To be done
Pick out each line containing the string "missão" and copy it.
╭─ Records for the task
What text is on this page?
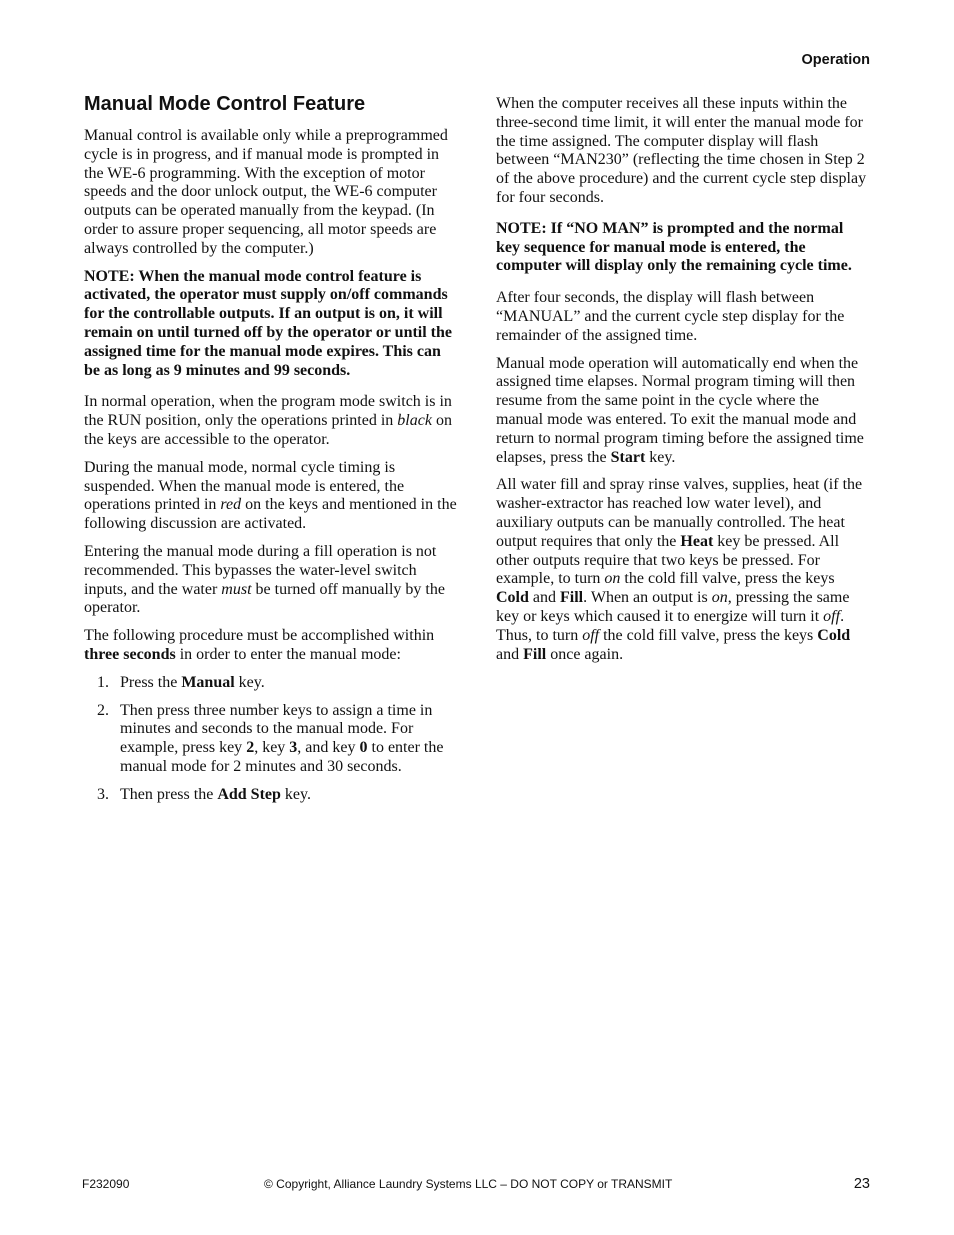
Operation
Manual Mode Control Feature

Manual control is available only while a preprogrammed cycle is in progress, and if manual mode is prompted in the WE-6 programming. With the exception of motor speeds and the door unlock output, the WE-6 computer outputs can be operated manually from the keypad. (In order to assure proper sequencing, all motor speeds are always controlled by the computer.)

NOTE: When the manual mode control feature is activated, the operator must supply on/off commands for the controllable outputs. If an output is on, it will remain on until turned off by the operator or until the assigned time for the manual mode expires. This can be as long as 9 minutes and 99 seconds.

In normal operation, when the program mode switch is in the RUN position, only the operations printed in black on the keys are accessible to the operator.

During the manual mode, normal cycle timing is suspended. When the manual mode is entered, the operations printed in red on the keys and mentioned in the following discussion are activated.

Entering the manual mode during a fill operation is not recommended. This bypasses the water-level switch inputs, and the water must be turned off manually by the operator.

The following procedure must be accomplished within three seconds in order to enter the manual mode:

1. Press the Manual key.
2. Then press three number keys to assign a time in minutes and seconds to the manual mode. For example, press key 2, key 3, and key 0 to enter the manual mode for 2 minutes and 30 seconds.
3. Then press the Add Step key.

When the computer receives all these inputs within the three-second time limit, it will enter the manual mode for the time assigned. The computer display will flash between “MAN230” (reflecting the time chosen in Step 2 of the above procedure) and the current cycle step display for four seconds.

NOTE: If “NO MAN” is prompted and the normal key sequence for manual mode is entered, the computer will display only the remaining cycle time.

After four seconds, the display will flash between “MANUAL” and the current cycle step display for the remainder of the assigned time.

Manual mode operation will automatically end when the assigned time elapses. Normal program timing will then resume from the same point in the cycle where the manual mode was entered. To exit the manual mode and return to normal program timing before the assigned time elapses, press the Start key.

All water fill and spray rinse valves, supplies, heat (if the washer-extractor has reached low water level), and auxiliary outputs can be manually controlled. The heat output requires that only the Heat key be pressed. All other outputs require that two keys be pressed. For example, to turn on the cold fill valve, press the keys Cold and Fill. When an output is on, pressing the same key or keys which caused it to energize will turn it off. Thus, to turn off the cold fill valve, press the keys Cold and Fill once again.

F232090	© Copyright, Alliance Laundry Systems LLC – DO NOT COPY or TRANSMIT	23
╰─
╭─ Records for the task
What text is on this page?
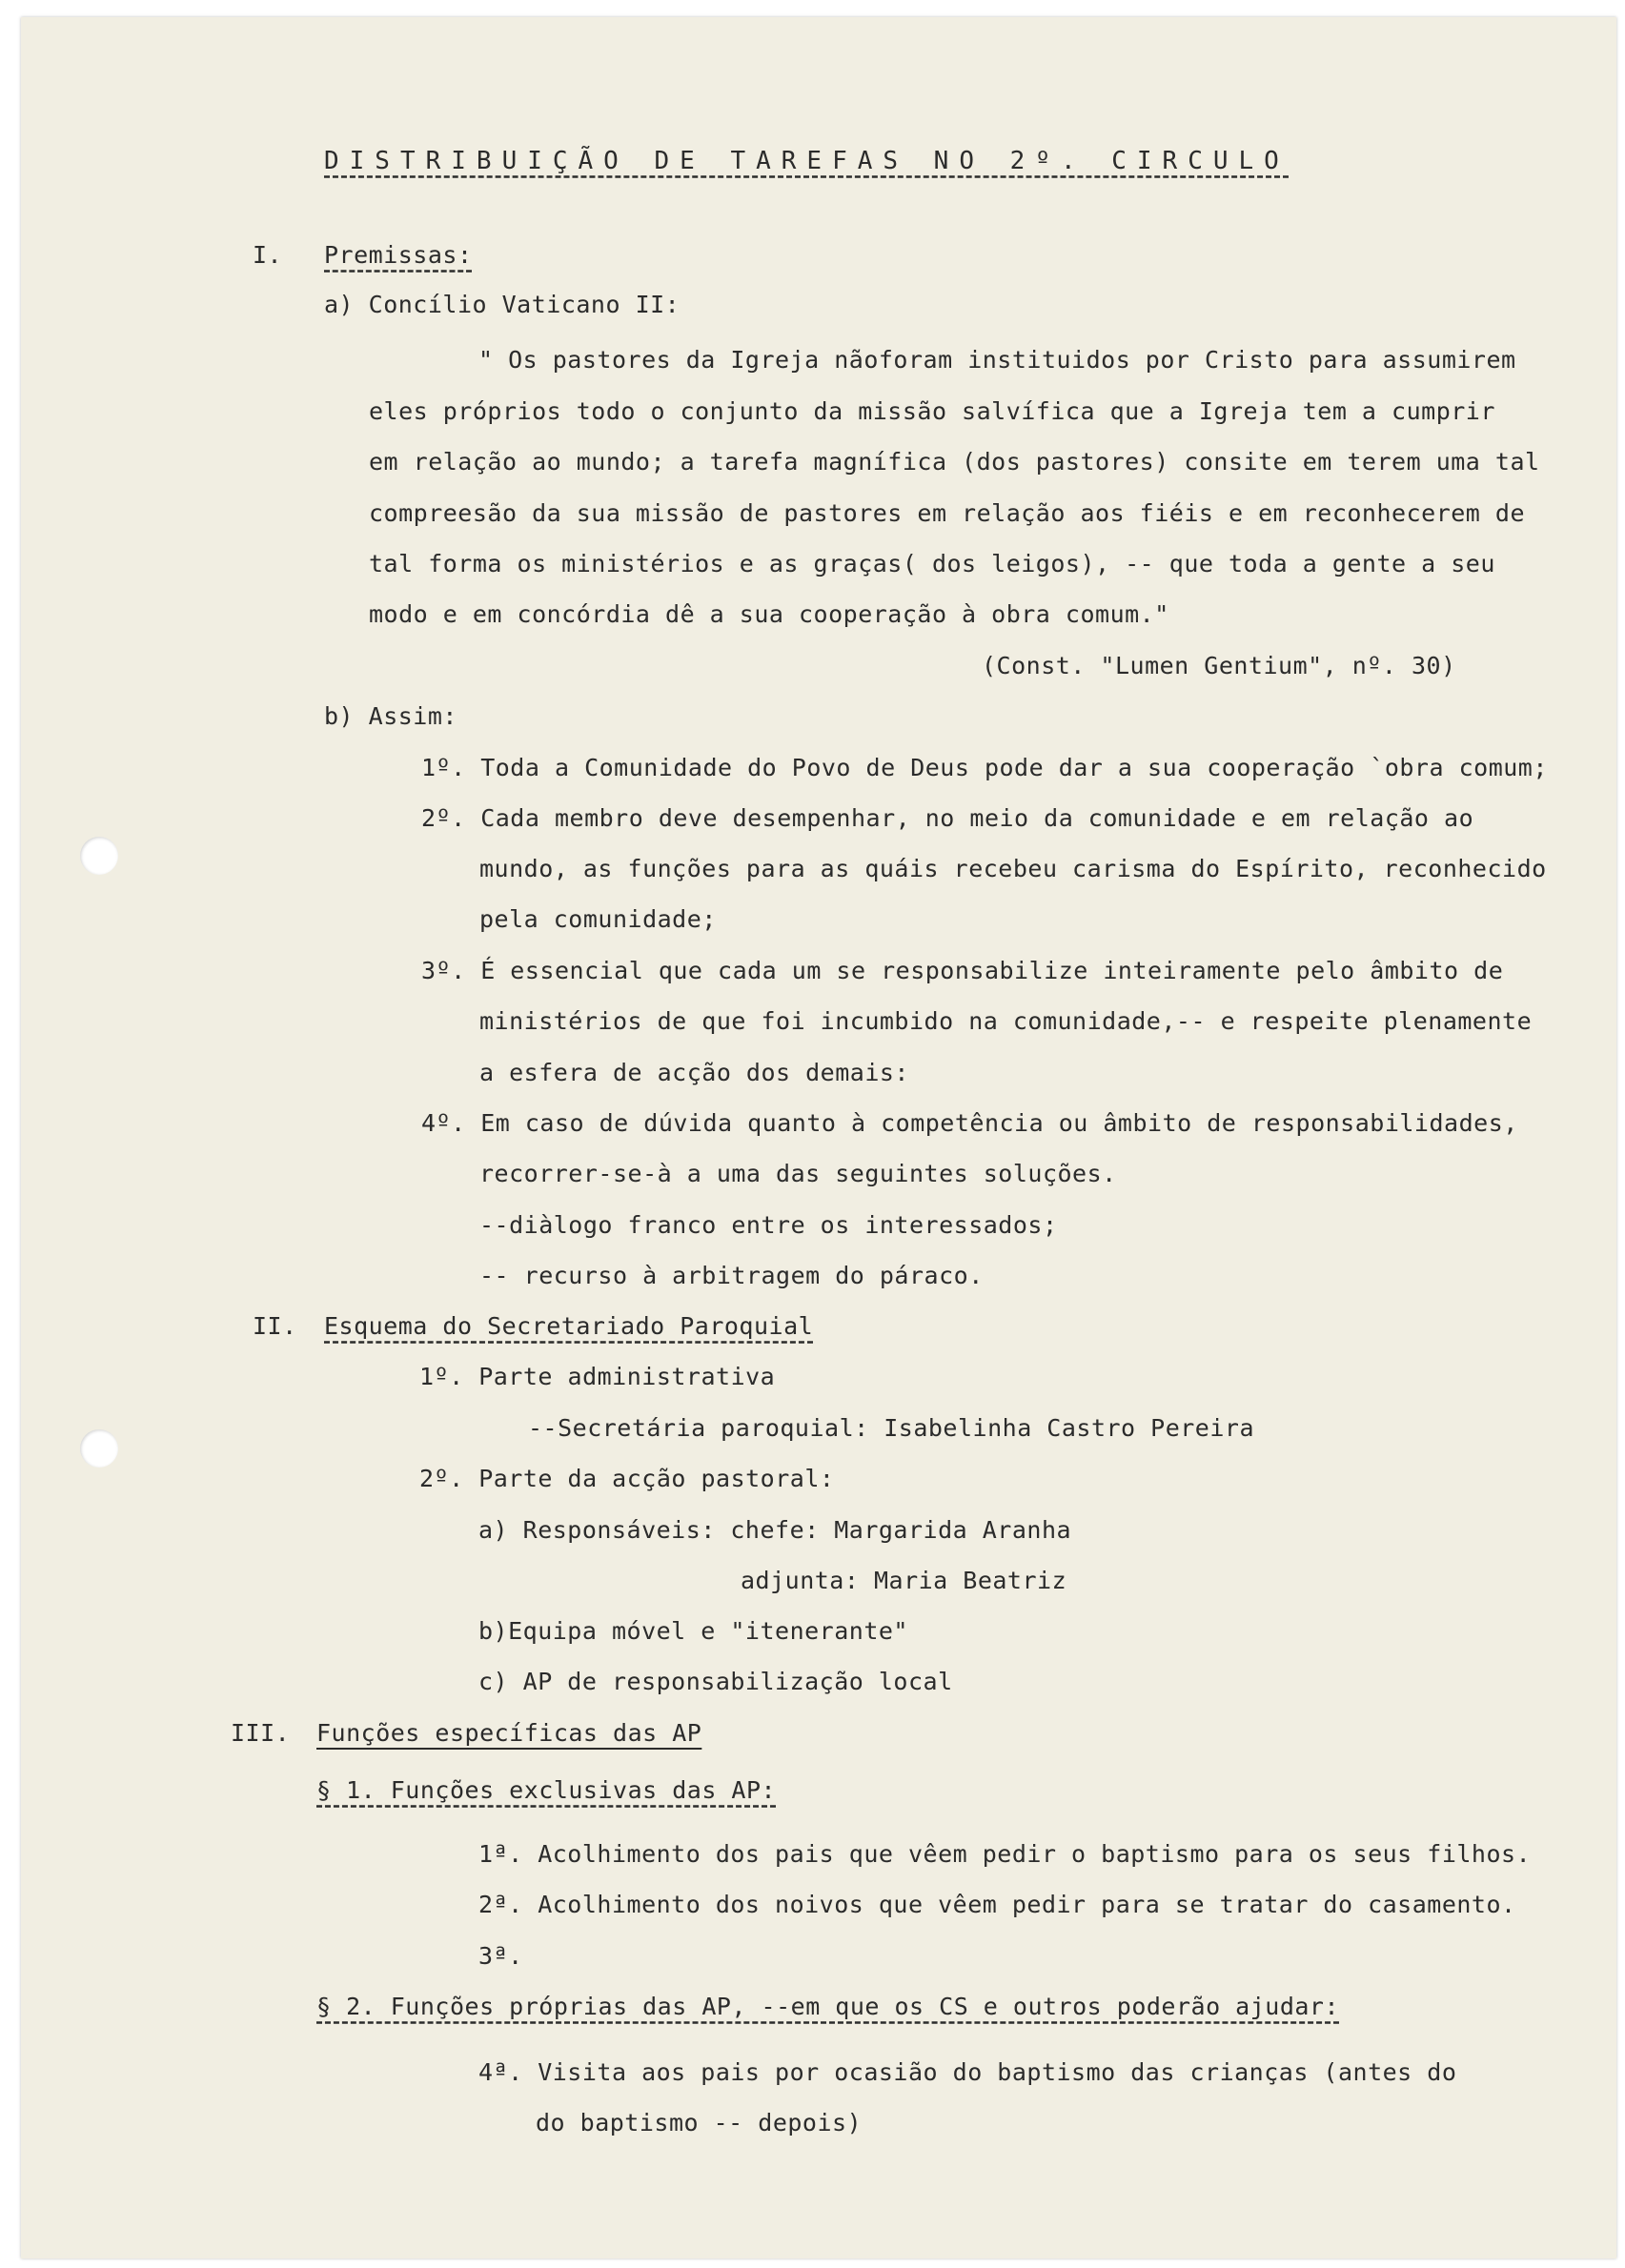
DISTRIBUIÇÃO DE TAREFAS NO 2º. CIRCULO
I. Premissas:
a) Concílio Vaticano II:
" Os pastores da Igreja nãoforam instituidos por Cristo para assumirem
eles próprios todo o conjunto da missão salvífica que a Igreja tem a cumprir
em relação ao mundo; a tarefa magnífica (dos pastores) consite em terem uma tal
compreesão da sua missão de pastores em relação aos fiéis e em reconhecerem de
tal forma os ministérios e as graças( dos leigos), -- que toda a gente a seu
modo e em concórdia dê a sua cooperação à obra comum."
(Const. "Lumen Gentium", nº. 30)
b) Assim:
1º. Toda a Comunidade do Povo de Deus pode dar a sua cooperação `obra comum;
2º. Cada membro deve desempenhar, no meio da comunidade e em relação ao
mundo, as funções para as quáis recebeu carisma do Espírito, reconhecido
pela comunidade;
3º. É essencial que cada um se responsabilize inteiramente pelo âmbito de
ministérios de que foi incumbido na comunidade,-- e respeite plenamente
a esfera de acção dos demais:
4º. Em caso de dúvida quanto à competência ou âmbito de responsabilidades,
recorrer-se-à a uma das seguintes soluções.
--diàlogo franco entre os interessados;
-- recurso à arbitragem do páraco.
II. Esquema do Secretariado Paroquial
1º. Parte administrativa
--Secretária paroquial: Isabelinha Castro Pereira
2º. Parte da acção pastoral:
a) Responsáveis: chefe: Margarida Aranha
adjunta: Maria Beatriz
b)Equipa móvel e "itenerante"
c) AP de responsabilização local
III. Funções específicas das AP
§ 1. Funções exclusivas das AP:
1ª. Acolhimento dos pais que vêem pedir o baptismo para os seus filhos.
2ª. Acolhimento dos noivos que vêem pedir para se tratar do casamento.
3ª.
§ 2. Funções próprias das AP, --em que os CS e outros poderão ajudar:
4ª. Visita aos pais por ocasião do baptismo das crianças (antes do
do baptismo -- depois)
╰─
Task result
eles próprios todo o conjunto da missão salvífica que a Igreja tem a cumprir
compreesão da sua missão de pastores em relação aos fiéis e em reconhecerem de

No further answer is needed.